— START Task inputs —

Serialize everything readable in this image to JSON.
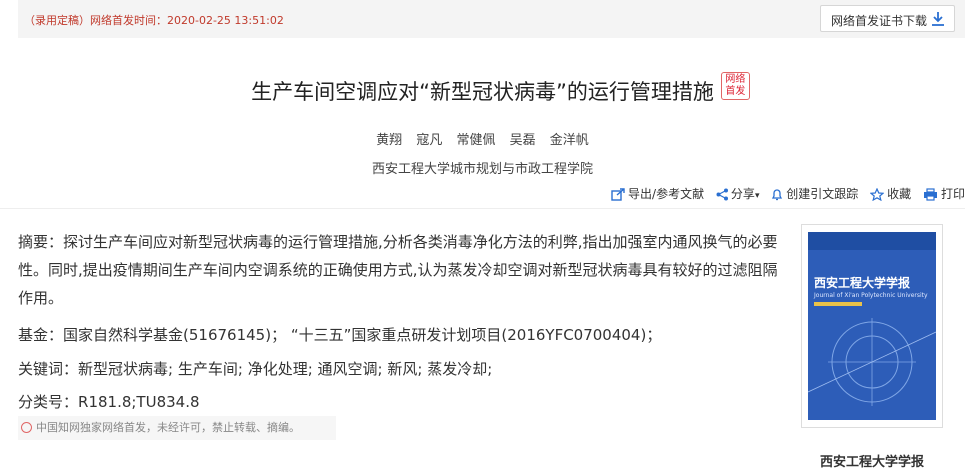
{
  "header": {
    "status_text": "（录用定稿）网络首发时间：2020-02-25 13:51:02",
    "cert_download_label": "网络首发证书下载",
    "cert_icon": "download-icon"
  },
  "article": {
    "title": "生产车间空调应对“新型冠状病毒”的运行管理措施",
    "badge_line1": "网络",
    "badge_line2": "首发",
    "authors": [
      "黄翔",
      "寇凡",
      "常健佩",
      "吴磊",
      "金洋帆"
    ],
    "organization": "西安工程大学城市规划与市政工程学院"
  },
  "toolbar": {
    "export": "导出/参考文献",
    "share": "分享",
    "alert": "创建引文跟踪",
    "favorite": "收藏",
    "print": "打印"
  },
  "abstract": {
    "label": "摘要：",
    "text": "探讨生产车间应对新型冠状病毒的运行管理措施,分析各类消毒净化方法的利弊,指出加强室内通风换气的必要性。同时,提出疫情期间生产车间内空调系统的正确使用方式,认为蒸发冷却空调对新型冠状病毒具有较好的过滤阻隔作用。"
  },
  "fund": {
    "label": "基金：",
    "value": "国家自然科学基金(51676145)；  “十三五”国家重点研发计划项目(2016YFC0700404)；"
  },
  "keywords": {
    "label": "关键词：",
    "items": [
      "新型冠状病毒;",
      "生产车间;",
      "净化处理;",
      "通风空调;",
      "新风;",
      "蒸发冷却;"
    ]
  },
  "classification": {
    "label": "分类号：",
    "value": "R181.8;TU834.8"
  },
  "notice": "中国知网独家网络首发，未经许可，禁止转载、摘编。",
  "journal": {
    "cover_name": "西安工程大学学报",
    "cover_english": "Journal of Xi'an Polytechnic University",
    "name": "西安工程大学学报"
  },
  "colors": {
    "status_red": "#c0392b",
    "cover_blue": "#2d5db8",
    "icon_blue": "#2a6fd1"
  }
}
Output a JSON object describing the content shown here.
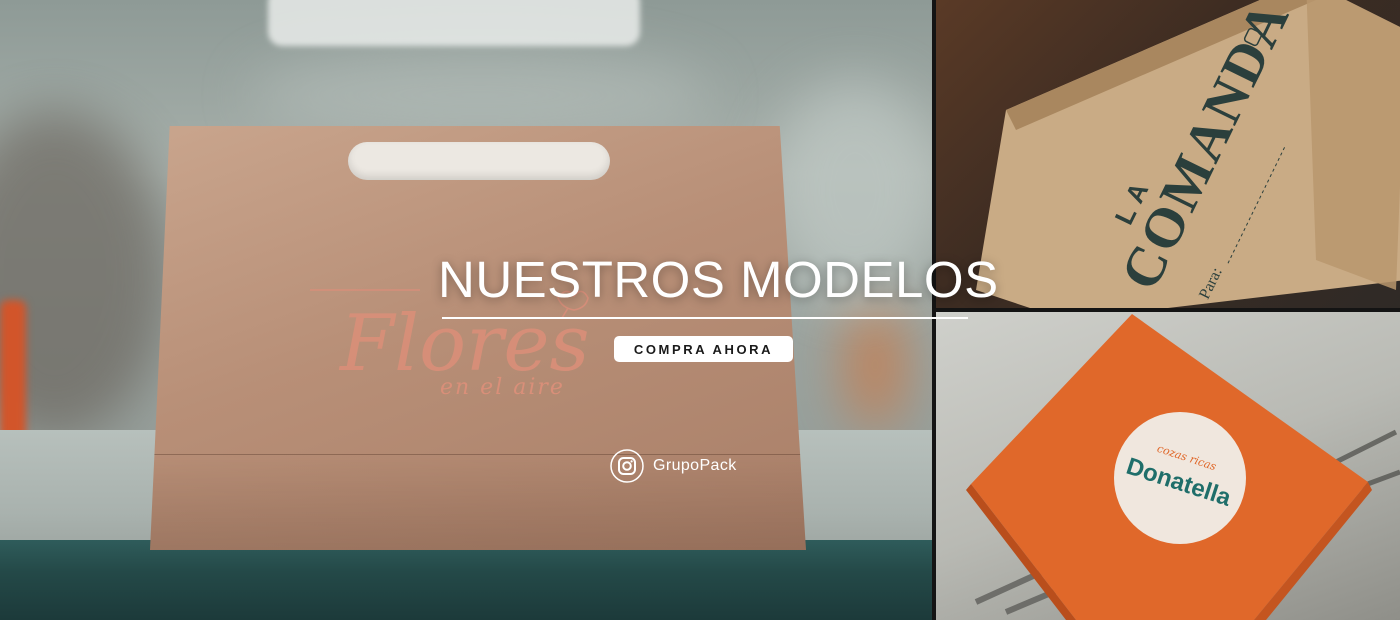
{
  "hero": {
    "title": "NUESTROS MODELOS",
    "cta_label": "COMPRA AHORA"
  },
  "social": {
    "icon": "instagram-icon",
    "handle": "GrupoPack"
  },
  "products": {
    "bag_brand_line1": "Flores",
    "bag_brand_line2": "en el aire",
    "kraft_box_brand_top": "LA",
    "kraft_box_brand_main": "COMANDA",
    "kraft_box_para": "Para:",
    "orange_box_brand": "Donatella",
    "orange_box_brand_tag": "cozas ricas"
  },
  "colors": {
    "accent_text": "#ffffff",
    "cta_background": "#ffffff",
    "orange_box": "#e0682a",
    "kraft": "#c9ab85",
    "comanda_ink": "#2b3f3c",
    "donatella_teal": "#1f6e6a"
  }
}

— END Task inputs —

_The problem:_
The records shown above are to be repeated exactly, with the pictures left out.

_Exercise response:_
Serialize everything readable in this image to JSON.
{
  "header": {
    "status_text": "（录用定稿）网络首发时间：2020-02-25 13:51:02",
    "cert_download_label": "网络首发证书下载",
    "cert_icon": "download-icon"
  },
  "article": {
    "title": "生产车间空调应对“新型冠状病毒”的运行管理措施",
    "badge_line1": "网络",
    "badge_line2": "首发",
    "authors": [
      "黄翔",
      "寇凡",
      "常健佩",
      "吴磊",
      "金洋帆"
    ],
    "organization": "西安工程大学城市规划与市政工程学院"
  },
  "toolbar": {
    "export": "导出/参考文献",
    "share": "分享",
    "alert": "创建引文跟踪",
    "favorite": "收藏",
    "print": "打印"
  },
  "abstract": {
    "label": "摘要：",
    "text": "探讨生产车间应对新型冠状病毒的运行管理措施,分析各类消毒净化方法的利弊,指出加强室内通风换气的必要性。同时,提出疫情期间生产车间内空调系统的正确使用方式,认为蒸发冷却空调对新型冠状病毒具有较好的过滤阻隔作用。"
  },
  "fund": {
    "label": "基金：",
    "value": "国家自然科学基金(51676145)；  “十三五”国家重点研发计划项目(2016YFC0700404)；"
  },
  "keywords": {
    "label": "关键词：",
    "items": [
      "新型冠状病毒;",
      "生产车间;",
      "净化处理;",
      "通风空调;",
      "新风;",
      "蒸发冷却;"
    ]
  },
  "classification": {
    "label": "分类号：",
    "value": "R181.8;TU834.8"
  },
  "notice": "中国知网独家网络首发，未经许可，禁止转载、摘编。",
  "journal": {
    "cover_name": "西安工程大学学报",
    "cover_english": "Journal of Xi'an Polytechnic University",
    "name": "西安工程大学学报"
  },
  "colors": {
    "status_red": "#c0392b",
    "cover_blue": "#2d5db8",
    "icon_blue": "#2a6fd1"
  }
}
Output a JSON object describing the content shown here.
{
  "hero": {
    "title": "NUESTROS MODELOS",
    "cta_label": "COMPRA AHORA"
  },
  "social": {
    "icon": "instagram-icon",
    "handle": "GrupoPack"
  },
  "products": {
    "bag_brand_line1": "Flores",
    "bag_brand_line2": "en el aire",
    "kraft_box_brand_top": "LA",
    "kraft_box_brand_main": "COMANDA",
    "kraft_box_para": "Para:",
    "orange_box_brand": "Donatella",
    "orange_box_brand_tag": "cozas ricas"
  },
  "colors": {
    "accent_text": "#ffffff",
    "cta_background": "#ffffff",
    "orange_box": "#e0682a",
    "kraft": "#c9ab85",
    "comanda_ink": "#2b3f3c",
    "donatella_teal": "#1f6e6a"
  }
}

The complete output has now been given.